— START DATASET RECORDS —

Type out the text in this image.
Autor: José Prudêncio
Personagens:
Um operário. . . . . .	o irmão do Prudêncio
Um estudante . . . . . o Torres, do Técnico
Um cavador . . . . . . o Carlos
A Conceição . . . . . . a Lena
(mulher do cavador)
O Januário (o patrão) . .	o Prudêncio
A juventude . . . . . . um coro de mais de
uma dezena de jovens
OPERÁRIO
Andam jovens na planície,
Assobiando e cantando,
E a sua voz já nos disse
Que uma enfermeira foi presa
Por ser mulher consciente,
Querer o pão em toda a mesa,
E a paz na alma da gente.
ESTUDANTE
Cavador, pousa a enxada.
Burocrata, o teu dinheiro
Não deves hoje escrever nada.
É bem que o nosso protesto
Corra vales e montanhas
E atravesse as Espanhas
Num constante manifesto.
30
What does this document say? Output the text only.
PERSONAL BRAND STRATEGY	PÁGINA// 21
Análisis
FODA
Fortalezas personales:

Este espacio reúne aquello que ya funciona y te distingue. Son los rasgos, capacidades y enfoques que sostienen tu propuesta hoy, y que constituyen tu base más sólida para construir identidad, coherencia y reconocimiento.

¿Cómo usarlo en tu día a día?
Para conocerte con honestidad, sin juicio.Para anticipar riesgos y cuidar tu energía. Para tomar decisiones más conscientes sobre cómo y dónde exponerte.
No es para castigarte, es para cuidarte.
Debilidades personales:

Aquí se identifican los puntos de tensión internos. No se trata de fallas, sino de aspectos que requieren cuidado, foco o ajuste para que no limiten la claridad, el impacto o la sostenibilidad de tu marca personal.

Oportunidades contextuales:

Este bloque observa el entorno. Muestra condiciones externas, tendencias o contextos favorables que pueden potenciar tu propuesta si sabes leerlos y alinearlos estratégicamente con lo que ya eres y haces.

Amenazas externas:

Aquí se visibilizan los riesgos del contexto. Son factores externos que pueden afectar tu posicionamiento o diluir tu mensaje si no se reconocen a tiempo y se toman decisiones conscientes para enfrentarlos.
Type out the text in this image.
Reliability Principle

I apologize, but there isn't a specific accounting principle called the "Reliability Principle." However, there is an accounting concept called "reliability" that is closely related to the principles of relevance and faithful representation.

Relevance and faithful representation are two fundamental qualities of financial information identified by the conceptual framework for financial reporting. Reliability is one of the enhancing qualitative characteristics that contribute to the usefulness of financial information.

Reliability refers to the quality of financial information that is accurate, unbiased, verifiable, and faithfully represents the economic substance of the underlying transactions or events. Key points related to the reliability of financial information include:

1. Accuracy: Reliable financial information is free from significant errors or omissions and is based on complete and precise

— END DATASET RECORDS —

Repeat the data exactly. Leave nothing out.

Type out the text in this image.
Autor: José Prudêncio
Personagens:
Um operário. . . . . .	o irmão do Prudêncio
Um estudante . . . . . o Torres, do Técnico
Um cavador . . . . . . o Carlos
A Conceição . . . . . . a Lena
(mulher do cavador)
O Januário (o patrão) . .	o Prudêncio
A juventude . . . . . . um coro de mais de
uma dezena de jovens
OPERÁRIO
Andam jovens na planície,
Assobiando e cantando,
E a sua voz já nos disse
Que uma enfermeira foi presa
Por ser mulher consciente,
Querer o pão em toda a mesa,
E a paz na alma da gente.
ESTUDANTE
Cavador, pousa a enxada.
Burocrata, o teu dinheiro
Não deves hoje escrever nada.
É bem que o nosso protesto
Corra vales e montanhas
E atravesse as Espanhas
Num constante manifesto.
30
What does this document say? Output the text only.
PERSONAL BRAND STRATEGY	PÁGINA// 21
Análisis
FODA
Fortalezas personales:

Este espacio reúne aquello que ya funciona y te distingue. Son los rasgos, capacidades y enfoques que sostienen tu propuesta hoy, y que constituyen tu base más sólida para construir identidad, coherencia y reconocimiento.

¿Cómo usarlo en tu día a día?
Para conocerte con honestidad, sin juicio.Para anticipar riesgos y cuidar tu energía. Para tomar decisiones más conscientes sobre cómo y dónde exponerte.
No es para castigarte, es para cuidarte.
Debilidades personales:

Aquí se identifican los puntos de tensión internos. No se trata de fallas, sino de aspectos que requieren cuidado, foco o ajuste para que no limiten la claridad, el impacto o la sostenibilidad de tu marca personal.

Oportunidades contextuales:

Este bloque observa el entorno. Muestra condiciones externas, tendencias o contextos favorables que pueden potenciar tu propuesta si sabes leerlos y alinearlos estratégicamente con lo que ya eres y haces.

Amenazas externas:

Aquí se visibilizan los riesgos del contexto. Son factores externos que pueden afectar tu posicionamiento o diluir tu mensaje si no se reconocen a tiempo y se toman decisiones conscientes para enfrentarlos.
Type out the text in this image.
Reliability Principle

I apologize, but there isn't a specific accounting principle called the "Reliability Principle." However, there is an accounting concept called "reliability" that is closely related to the principles of relevance and faithful representation.

Relevance and faithful representation are two fundamental qualities of financial information identified by the conceptual framework for financial reporting. Reliability is one of the enhancing qualitative characteristics that contribute to the usefulness of financial information.

Reliability refers to the quality of financial information that is accurate, unbiased, verifiable, and faithfully represents the economic substance of the underlying transactions or events. Key points related to the reliability of financial information include:

1. Accuracy: Reliable financial information is free from significant errors or omissions and is based on complete and precise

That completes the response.